(Data listing)

—————

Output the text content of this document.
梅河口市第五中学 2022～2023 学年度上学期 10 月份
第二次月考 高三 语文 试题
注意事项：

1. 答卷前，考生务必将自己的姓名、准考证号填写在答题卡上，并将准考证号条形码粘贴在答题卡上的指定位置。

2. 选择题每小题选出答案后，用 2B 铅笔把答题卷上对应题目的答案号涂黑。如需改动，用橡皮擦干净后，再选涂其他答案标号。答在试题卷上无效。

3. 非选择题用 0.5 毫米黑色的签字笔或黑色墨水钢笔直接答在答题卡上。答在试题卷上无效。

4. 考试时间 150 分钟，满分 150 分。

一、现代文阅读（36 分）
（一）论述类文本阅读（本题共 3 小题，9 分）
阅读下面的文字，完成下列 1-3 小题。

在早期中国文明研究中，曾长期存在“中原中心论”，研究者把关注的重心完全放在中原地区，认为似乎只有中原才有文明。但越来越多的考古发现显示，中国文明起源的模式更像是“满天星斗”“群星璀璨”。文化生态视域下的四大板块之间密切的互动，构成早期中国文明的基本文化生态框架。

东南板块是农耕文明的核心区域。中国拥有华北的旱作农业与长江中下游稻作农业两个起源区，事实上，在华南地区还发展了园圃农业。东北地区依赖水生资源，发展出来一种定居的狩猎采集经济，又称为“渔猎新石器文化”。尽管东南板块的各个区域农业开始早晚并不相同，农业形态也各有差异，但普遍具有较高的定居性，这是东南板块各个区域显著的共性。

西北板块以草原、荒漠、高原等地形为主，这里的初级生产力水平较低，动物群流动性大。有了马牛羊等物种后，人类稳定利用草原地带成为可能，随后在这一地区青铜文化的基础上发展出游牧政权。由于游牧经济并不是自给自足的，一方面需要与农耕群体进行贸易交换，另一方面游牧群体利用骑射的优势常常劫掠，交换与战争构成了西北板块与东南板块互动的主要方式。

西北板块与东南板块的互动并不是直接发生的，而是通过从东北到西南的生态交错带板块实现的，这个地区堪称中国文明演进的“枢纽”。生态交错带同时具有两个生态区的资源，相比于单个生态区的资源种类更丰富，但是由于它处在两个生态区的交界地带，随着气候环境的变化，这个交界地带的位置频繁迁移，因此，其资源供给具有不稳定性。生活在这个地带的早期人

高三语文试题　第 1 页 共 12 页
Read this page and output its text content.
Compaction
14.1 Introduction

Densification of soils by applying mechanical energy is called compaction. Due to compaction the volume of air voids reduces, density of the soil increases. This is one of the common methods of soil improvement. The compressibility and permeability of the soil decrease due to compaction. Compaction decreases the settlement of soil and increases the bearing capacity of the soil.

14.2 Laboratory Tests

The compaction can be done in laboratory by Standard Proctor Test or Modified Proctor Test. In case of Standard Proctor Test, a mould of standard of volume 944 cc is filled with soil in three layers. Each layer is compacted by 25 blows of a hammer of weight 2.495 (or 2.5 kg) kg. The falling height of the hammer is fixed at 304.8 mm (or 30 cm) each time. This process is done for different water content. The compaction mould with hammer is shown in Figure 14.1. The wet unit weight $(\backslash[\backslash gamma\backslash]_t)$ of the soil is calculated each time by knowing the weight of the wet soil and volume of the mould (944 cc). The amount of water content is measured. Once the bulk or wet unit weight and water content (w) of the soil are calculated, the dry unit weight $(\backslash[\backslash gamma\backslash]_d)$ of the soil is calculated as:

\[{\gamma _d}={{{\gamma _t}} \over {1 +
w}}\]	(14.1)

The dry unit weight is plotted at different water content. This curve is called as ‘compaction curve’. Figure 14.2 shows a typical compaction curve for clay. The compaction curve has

—————

Return all of the entries exactly as they were supplied.

#### Answer below:
Output the text content of this document.
梅河口市第五中学 2022～2023 学年度上学期 10 月份
第二次月考 高三 语文 试题
注意事项：

1. 答卷前，考生务必将自己的姓名、准考证号填写在答题卡上，并将准考证号条形码粘贴在答题卡上的指定位置。

2. 选择题每小题选出答案后，用 2B 铅笔把答题卷上对应题目的答案号涂黑。如需改动，用橡皮擦干净后，再选涂其他答案标号。答在试题卷上无效。

3. 非选择题用 0.5 毫米黑色的签字笔或黑色墨水钢笔直接答在答题卡上。答在试题卷上无效。

4. 考试时间 150 分钟，满分 150 分。

一、现代文阅读（36 分）
（一）论述类文本阅读（本题共 3 小题，9 分）
阅读下面的文字，完成下列 1-3 小题。

在早期中国文明研究中，曾长期存在“中原中心论”，研究者把关注的重心完全放在中原地区，认为似乎只有中原才有文明。但越来越多的考古发现显示，中国文明起源的模式更像是“满天星斗”“群星璀璨”。文化生态视域下的四大板块之间密切的互动，构成早期中国文明的基本文化生态框架。

东南板块是农耕文明的核心区域。中国拥有华北的旱作农业与长江中下游稻作农业两个起源区，事实上，在华南地区还发展了园圃农业。东北地区依赖水生资源，发展出来一种定居的狩猎采集经济，又称为“渔猎新石器文化”。尽管东南板块的各个区域农业开始早晚并不相同，农业形态也各有差异，但普遍具有较高的定居性，这是东南板块各个区域显著的共性。

西北板块以草原、荒漠、高原等地形为主，这里的初级生产力水平较低，动物群流动性大。有了马牛羊等物种后，人类稳定利用草原地带成为可能，随后在这一地区青铜文化的基础上发展出游牧政权。由于游牧经济并不是自给自足的，一方面需要与农耕群体进行贸易交换，另一方面游牧群体利用骑射的优势常常劫掠，交换与战争构成了西北板块与东南板块互动的主要方式。

西北板块与东南板块的互动并不是直接发生的，而是通过从东北到西南的生态交错带板块实现的，这个地区堪称中国文明演进的“枢纽”。生态交错带同时具有两个生态区的资源，相比于单个生态区的资源种类更丰富，但是由于它处在两个生态区的交界地带，随着气候环境的变化，这个交界地带的位置频繁迁移，因此，其资源供给具有不稳定性。生活在这个地带的早期人

高三语文试题　第 1 页 共 12 页
Read this page and output its text content.
Compaction
14.1 Introduction

Densification of soils by applying mechanical energy is called compaction. Due to compaction the volume of air voids reduces, density of the soil increases. This is one of the common methods of soil improvement. The compressibility and permeability of the soil decrease due to compaction. Compaction decreases the settlement of soil and increases the bearing capacity of the soil.

14.2 Laboratory Tests

The compaction can be done in laboratory by Standard Proctor Test or Modified Proctor Test. In case of Standard Proctor Test, a mould of standard of volume 944 cc is filled with soil in three layers. Each layer is compacted by 25 blows of a hammer of weight 2.495 (or 2.5 kg) kg. The falling height of the hammer is fixed at 304.8 mm (or 30 cm) each time. This process is done for different water content. The compaction mould with hammer is shown in Figure 14.1. The wet unit weight $(\backslash[\backslash gamma\backslash]_t)$ of the soil is calculated each time by knowing the weight of the wet soil and volume of the mould (944 cc). The amount of water content is measured. Once the bulk or wet unit weight and water content (w) of the soil are calculated, the dry unit weight $(\backslash[\backslash gamma\backslash]_d)$ of the soil is calculated as:

\[{\gamma _d}={{{\gamma _t}} \over {1 +
w}}\]	(14.1)

The dry unit weight is plotted at different water content. This curve is called as ‘compaction curve’. Figure 14.2 shows a typical compaction curve for clay. The compaction curve has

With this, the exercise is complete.